### ENTRIES SHOWN
[BEGIN]

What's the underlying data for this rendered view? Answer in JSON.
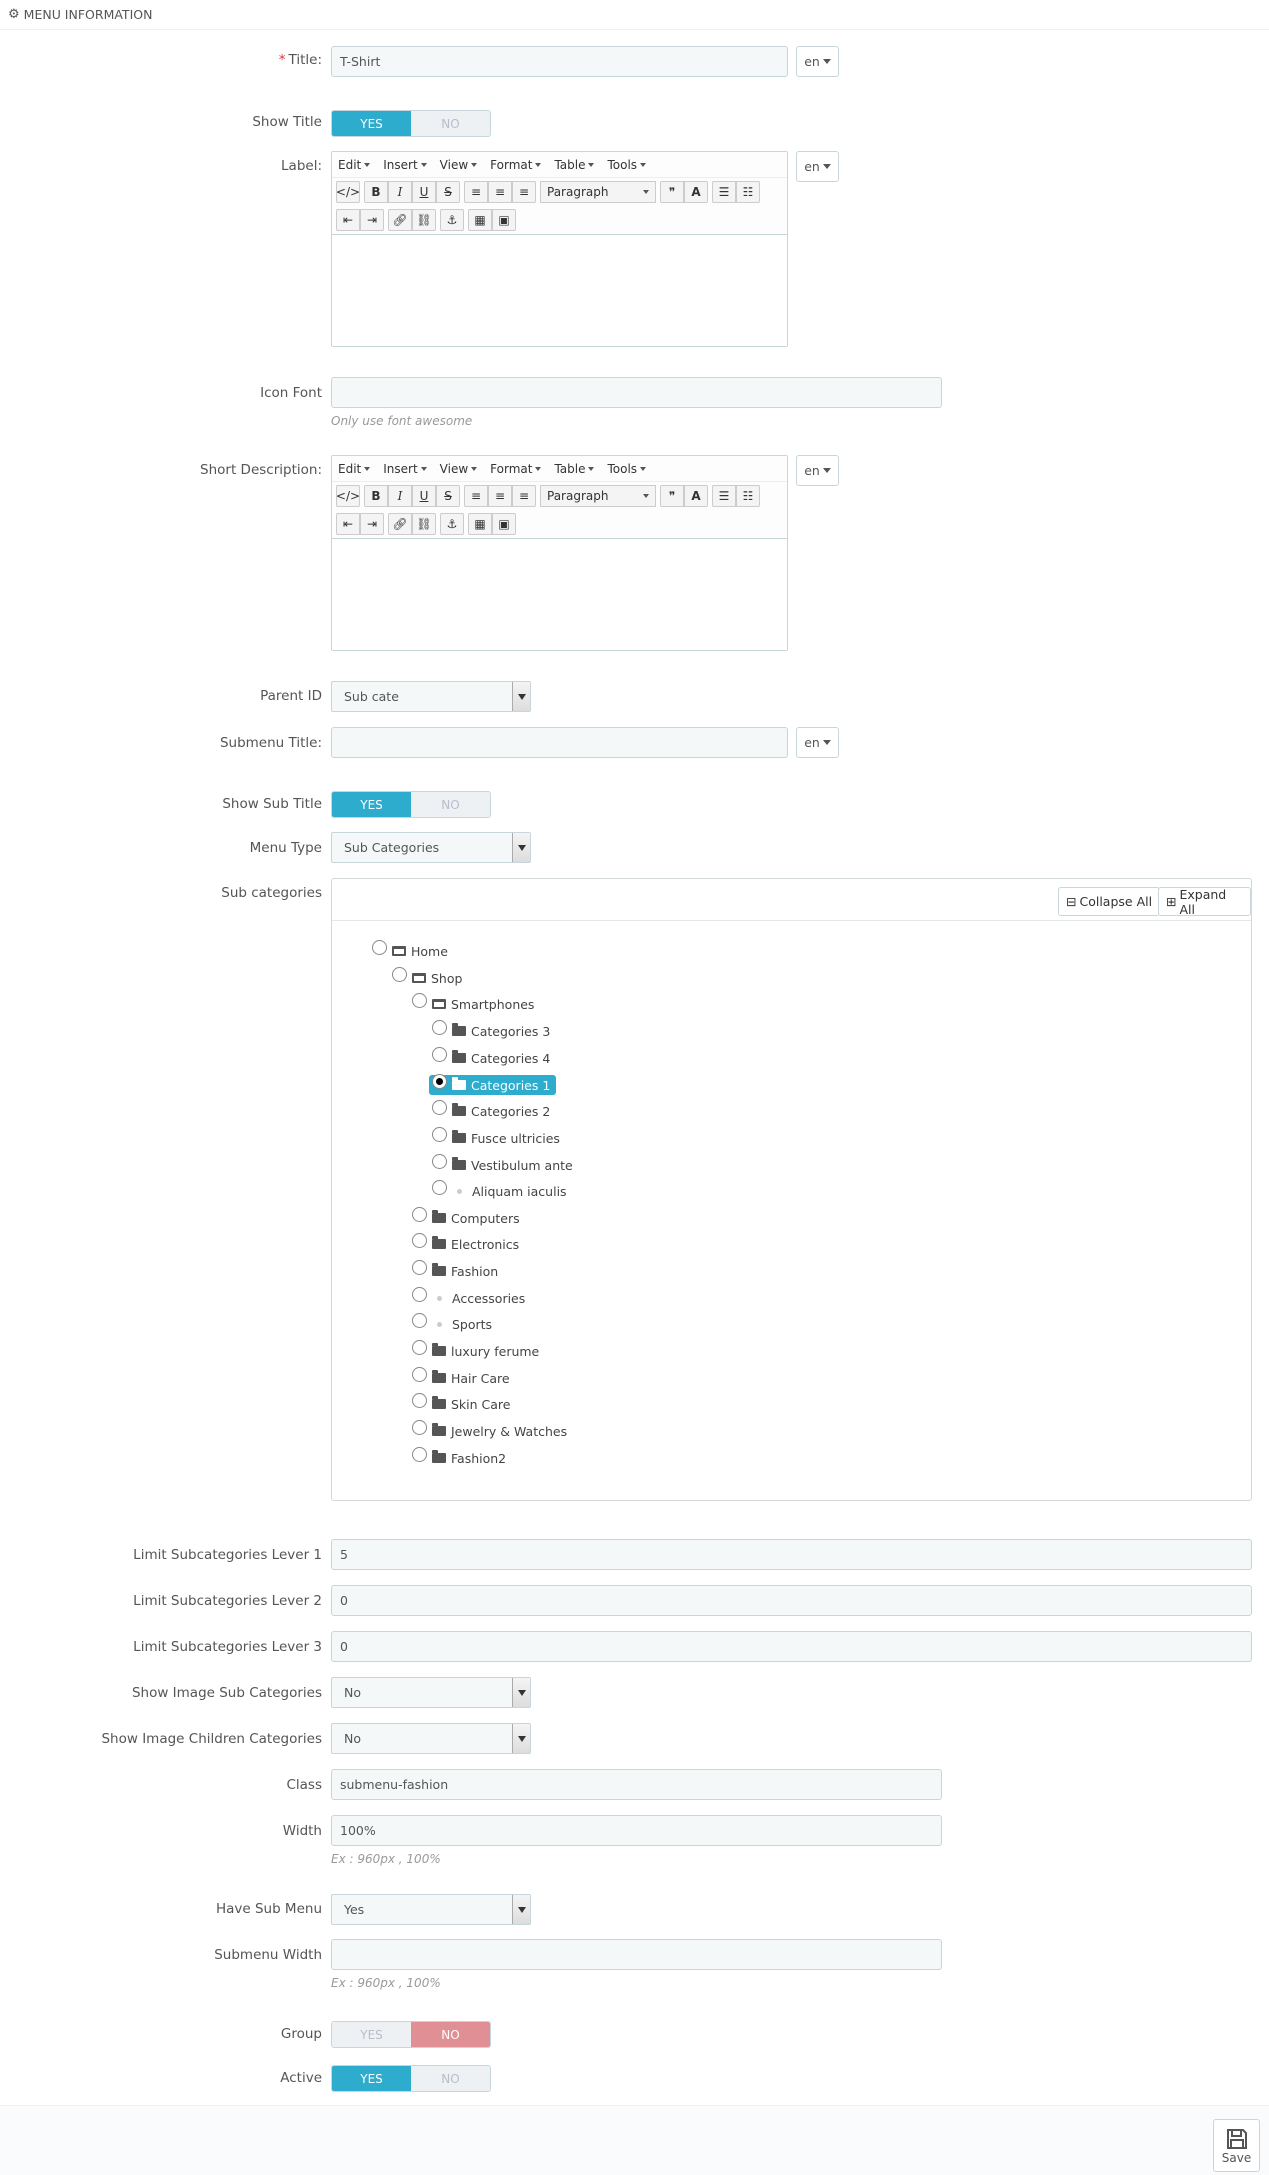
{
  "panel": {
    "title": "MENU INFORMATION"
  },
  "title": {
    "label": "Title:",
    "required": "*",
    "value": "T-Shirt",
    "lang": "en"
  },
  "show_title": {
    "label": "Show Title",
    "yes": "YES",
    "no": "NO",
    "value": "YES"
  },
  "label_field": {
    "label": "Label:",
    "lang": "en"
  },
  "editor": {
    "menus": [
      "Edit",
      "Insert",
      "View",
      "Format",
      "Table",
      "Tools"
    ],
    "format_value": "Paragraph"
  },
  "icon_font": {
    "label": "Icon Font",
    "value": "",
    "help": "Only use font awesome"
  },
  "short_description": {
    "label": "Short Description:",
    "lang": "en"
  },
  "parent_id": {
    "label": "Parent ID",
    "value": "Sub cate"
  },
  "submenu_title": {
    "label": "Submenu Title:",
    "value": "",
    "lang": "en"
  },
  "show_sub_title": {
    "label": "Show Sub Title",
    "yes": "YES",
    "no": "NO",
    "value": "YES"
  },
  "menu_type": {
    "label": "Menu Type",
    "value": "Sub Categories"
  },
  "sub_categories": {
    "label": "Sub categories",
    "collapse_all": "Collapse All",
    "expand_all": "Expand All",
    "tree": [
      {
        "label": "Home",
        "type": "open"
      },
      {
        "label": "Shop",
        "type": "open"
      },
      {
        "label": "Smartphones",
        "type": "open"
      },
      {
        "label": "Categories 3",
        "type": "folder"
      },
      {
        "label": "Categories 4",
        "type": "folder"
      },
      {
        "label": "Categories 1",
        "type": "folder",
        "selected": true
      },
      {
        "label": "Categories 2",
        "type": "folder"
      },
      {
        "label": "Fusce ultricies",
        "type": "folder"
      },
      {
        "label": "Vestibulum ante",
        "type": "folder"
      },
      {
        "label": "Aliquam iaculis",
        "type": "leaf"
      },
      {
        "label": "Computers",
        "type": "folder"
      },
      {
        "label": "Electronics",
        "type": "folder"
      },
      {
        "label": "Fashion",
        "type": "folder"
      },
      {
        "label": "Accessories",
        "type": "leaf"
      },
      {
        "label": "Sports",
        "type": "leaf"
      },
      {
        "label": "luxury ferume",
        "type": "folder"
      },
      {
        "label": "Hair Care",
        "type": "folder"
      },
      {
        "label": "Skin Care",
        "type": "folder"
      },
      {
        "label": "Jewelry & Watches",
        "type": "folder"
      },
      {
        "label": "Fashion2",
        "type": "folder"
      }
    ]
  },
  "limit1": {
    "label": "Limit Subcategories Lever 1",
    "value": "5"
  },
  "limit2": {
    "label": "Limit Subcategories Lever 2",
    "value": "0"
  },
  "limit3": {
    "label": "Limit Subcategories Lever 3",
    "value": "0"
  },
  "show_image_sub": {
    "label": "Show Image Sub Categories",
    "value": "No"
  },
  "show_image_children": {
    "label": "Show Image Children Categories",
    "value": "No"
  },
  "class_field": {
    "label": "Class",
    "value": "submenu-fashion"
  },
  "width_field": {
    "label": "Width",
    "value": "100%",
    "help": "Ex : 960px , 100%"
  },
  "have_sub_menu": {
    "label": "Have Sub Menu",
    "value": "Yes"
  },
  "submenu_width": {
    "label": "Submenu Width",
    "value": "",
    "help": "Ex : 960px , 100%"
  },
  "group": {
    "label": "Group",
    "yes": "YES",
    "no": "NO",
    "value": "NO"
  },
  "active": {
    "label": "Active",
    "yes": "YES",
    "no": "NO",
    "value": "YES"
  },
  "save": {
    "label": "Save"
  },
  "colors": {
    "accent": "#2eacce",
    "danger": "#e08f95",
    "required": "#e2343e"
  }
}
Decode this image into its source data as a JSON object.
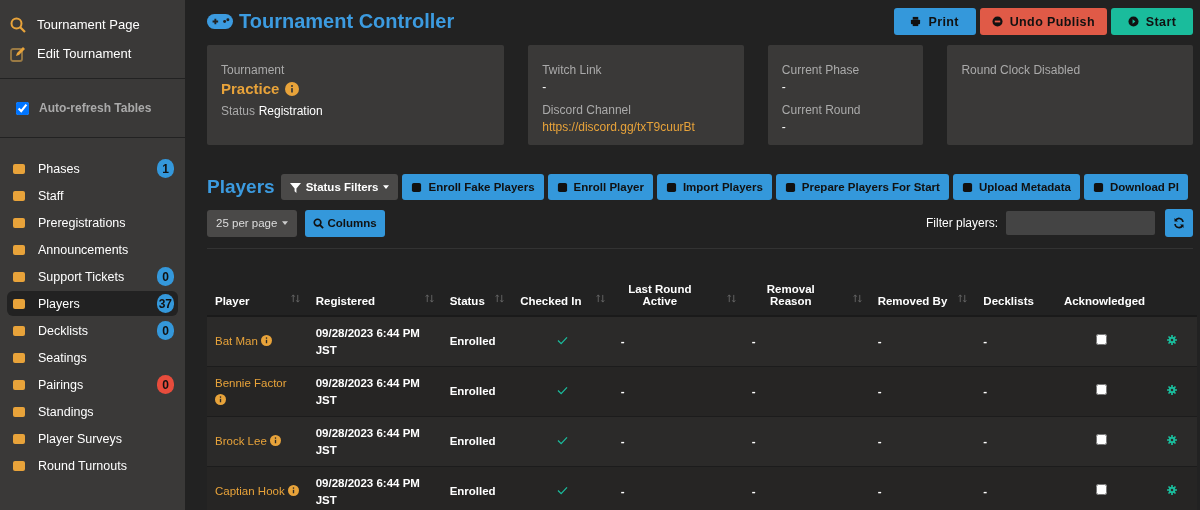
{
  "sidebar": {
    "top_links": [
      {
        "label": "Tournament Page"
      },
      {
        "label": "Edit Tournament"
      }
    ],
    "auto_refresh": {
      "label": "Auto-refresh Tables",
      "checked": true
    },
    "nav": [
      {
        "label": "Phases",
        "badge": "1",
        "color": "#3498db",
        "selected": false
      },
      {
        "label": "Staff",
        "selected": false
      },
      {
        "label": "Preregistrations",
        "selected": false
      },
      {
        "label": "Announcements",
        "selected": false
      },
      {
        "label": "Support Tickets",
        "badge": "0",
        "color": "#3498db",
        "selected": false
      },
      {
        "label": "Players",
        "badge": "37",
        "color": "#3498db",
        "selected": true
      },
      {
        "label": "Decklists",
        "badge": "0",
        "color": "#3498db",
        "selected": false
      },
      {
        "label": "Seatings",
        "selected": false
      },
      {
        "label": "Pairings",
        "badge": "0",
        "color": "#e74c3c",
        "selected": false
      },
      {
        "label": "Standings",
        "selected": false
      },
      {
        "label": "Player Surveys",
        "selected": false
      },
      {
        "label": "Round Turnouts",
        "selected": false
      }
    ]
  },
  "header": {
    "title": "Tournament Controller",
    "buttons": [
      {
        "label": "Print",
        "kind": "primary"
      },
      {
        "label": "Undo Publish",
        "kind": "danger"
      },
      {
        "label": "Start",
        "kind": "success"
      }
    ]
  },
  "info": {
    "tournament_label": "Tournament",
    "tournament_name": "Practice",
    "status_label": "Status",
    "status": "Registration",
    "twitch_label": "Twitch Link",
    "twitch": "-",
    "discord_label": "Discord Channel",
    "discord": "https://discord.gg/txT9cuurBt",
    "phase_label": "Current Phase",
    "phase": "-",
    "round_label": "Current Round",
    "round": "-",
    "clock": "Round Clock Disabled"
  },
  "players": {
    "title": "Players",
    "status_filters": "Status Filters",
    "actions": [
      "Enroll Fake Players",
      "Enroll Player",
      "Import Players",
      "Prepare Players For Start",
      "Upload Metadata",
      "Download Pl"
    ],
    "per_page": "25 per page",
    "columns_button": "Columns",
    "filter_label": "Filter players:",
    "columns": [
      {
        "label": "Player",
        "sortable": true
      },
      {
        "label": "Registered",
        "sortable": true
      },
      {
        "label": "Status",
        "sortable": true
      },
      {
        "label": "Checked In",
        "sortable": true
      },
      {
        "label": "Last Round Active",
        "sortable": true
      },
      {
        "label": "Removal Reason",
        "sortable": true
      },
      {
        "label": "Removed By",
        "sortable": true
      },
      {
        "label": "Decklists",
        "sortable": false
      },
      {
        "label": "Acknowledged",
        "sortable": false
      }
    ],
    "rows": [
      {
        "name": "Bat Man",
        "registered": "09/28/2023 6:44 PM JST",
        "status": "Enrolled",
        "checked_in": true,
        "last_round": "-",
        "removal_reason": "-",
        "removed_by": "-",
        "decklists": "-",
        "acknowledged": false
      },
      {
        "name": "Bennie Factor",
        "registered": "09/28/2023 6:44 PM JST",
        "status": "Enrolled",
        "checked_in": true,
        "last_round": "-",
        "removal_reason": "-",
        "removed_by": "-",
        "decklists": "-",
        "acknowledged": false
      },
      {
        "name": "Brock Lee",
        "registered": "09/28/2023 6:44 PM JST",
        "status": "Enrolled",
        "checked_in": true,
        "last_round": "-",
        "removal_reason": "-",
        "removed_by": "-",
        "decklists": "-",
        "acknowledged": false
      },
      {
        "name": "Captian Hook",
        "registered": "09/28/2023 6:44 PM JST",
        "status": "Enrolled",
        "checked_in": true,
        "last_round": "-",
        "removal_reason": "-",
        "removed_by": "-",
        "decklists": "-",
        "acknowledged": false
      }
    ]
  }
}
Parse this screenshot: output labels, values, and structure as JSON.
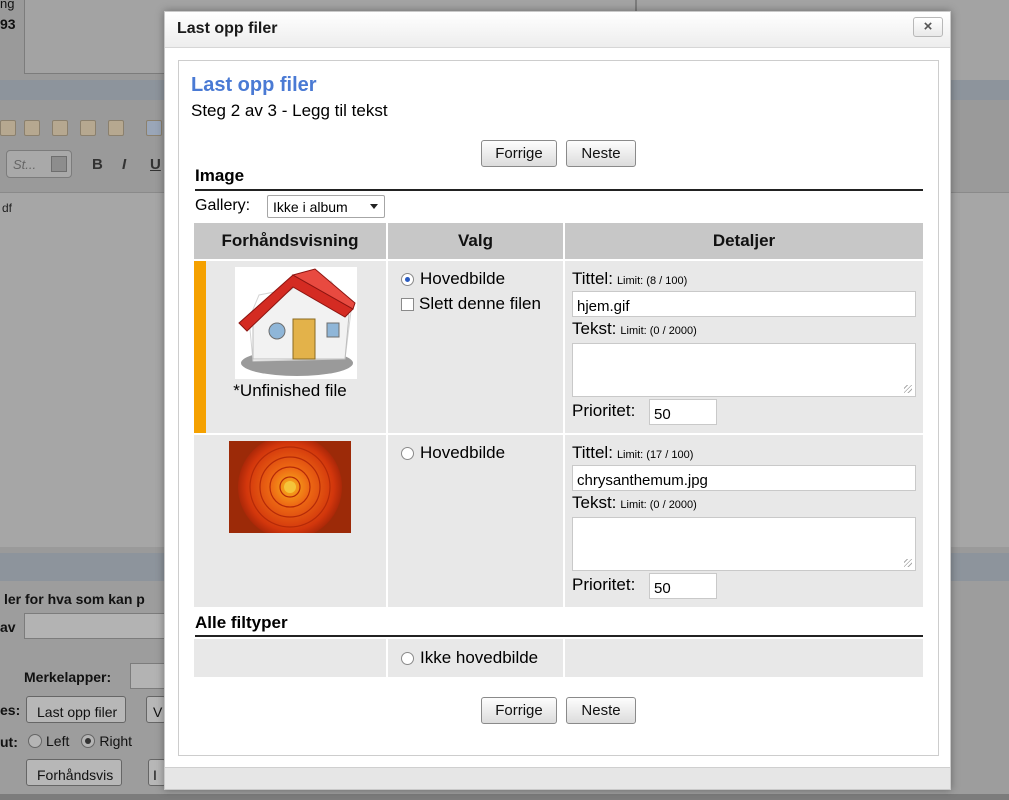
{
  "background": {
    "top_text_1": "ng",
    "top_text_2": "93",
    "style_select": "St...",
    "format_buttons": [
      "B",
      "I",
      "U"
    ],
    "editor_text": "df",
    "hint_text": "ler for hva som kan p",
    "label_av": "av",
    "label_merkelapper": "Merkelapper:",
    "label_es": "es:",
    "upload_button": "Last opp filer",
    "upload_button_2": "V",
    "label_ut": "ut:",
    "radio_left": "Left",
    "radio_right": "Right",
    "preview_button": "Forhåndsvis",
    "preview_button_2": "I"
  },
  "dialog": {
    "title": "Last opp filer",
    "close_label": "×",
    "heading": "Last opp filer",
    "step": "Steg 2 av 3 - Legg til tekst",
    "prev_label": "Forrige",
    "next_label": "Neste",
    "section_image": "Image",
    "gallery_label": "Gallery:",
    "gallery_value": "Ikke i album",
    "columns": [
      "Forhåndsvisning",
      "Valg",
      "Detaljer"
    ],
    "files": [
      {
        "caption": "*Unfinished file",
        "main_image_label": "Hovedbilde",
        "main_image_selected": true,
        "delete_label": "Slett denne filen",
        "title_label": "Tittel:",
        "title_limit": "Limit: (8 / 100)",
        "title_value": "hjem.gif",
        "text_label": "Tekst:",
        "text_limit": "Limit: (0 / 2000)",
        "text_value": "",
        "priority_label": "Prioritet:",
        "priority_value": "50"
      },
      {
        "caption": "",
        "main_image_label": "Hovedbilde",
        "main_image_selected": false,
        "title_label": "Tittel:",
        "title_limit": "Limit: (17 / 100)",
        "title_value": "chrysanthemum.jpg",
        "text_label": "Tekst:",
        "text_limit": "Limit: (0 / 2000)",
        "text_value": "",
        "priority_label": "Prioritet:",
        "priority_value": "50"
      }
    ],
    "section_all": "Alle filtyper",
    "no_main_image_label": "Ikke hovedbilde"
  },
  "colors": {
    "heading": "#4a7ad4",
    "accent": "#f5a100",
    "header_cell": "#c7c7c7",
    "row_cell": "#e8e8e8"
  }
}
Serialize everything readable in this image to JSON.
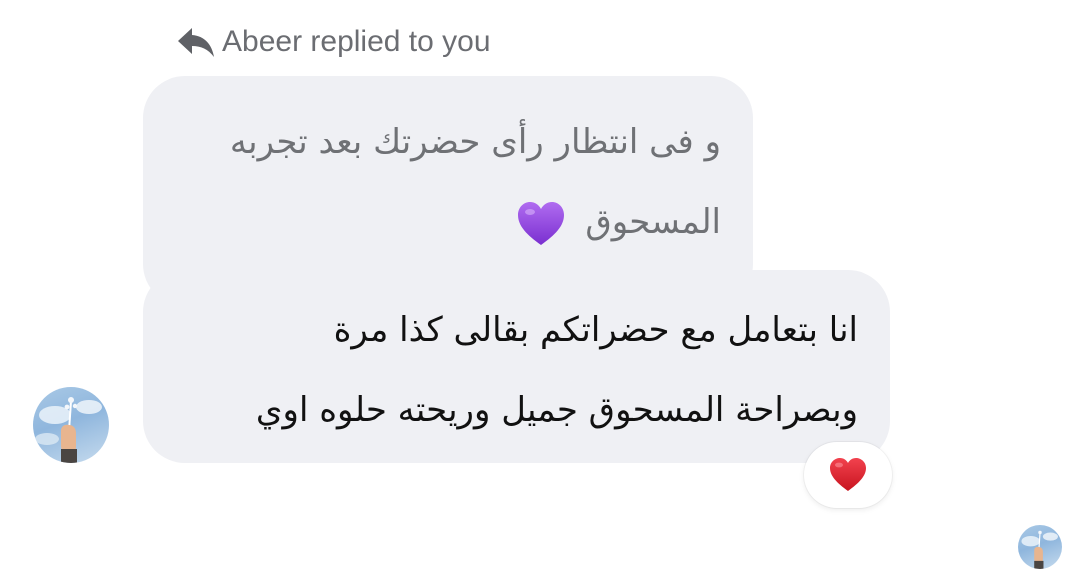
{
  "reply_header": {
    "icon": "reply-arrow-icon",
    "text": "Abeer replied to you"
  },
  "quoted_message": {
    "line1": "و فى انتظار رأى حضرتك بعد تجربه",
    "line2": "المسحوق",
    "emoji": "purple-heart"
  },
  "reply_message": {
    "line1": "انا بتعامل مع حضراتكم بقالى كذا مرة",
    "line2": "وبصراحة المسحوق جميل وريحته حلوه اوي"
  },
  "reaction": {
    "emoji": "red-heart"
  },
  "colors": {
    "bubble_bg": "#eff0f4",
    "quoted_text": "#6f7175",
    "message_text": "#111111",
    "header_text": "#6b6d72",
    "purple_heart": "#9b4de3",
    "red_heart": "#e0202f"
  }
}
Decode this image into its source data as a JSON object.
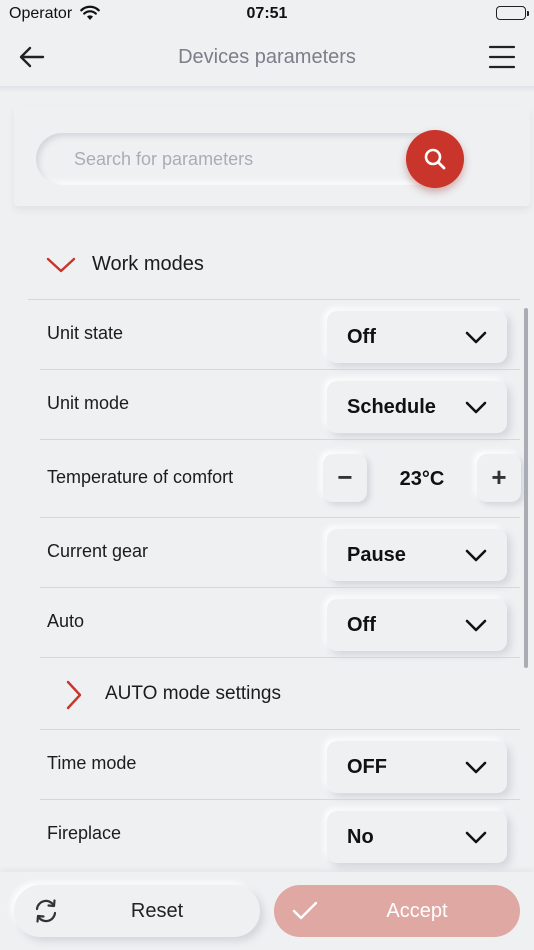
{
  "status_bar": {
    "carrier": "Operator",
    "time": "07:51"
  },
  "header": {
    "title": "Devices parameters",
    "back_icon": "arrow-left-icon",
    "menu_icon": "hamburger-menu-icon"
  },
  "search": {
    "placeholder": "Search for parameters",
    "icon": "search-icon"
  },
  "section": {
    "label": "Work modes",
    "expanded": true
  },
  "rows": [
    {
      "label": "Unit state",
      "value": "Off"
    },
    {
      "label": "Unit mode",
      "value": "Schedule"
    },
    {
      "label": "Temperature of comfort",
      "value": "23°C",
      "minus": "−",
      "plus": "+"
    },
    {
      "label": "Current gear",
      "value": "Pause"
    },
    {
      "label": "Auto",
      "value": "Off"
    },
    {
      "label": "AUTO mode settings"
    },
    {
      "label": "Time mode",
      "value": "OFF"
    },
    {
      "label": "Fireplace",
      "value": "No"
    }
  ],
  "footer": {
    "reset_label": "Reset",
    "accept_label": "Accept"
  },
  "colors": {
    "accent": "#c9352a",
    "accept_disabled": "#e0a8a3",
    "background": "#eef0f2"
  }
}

[END]

### SHORT EXERCISE
Identify each line in the records above that contains the word "Current", and copy it out in full.

### ANSWER TO THE EXERCISE
    "phase_label": "Current Phase",
    "round_label": "Current Round",
      "label": "Current gear",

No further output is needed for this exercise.